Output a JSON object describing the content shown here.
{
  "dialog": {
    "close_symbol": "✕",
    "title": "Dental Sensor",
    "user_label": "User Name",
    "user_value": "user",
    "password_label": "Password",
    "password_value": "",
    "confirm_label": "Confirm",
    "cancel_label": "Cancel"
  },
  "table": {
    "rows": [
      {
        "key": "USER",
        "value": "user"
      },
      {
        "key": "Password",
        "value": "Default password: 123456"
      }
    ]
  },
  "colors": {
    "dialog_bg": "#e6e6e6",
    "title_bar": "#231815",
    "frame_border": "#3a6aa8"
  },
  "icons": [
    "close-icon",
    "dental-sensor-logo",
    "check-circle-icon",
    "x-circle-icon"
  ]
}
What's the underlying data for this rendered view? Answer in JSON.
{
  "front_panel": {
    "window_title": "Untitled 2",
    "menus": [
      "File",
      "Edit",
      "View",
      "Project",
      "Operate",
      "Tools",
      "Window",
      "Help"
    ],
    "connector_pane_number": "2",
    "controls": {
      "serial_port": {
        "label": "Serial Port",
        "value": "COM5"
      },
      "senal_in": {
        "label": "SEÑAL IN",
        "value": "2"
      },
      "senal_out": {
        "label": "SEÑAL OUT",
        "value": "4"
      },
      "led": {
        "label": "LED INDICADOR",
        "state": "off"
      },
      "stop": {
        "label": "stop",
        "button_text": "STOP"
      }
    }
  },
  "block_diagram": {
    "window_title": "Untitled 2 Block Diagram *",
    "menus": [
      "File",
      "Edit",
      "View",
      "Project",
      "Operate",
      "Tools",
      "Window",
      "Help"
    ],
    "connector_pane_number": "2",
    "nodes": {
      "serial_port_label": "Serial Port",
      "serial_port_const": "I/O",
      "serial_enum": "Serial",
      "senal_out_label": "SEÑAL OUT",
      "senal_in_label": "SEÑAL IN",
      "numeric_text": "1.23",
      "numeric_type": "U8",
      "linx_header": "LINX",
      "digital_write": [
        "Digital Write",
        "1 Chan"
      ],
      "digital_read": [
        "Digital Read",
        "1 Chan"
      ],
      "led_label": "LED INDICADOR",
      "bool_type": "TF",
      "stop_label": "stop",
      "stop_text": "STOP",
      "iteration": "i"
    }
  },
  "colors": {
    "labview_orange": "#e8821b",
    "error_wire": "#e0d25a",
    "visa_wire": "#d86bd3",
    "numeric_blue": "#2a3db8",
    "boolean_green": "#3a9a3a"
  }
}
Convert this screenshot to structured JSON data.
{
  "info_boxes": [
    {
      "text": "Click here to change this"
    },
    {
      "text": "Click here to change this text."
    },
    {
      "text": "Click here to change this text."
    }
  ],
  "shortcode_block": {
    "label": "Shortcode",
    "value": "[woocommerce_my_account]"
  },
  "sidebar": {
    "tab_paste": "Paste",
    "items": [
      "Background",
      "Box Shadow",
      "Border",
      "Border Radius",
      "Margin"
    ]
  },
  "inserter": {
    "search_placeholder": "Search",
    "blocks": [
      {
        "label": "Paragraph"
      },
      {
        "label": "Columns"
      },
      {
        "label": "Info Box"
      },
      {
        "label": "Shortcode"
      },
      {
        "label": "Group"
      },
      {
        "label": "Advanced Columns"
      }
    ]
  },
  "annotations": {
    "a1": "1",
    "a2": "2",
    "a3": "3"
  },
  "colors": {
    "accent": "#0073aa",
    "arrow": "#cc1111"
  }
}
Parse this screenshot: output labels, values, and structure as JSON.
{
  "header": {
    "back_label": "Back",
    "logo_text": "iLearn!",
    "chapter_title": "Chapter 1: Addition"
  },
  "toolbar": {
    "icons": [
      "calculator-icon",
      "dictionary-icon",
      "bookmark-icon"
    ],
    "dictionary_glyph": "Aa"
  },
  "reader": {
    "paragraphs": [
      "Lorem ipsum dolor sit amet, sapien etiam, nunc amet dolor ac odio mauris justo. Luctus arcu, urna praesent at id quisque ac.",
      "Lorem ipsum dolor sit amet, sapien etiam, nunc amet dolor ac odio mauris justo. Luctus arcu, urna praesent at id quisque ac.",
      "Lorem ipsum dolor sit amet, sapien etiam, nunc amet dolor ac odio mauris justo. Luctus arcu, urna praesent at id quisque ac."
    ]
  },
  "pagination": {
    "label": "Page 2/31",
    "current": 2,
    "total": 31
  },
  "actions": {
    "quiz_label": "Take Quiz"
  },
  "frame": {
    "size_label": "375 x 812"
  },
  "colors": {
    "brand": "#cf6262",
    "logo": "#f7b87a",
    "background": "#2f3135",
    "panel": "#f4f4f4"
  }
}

- - - - - - -

## Work required
Which lines include "screenshot"? Copy each of them out.

## Exercise solution
Convert this screenshot to structured JSON data.
Parse this screenshot: output labels, values, and structure as JSON.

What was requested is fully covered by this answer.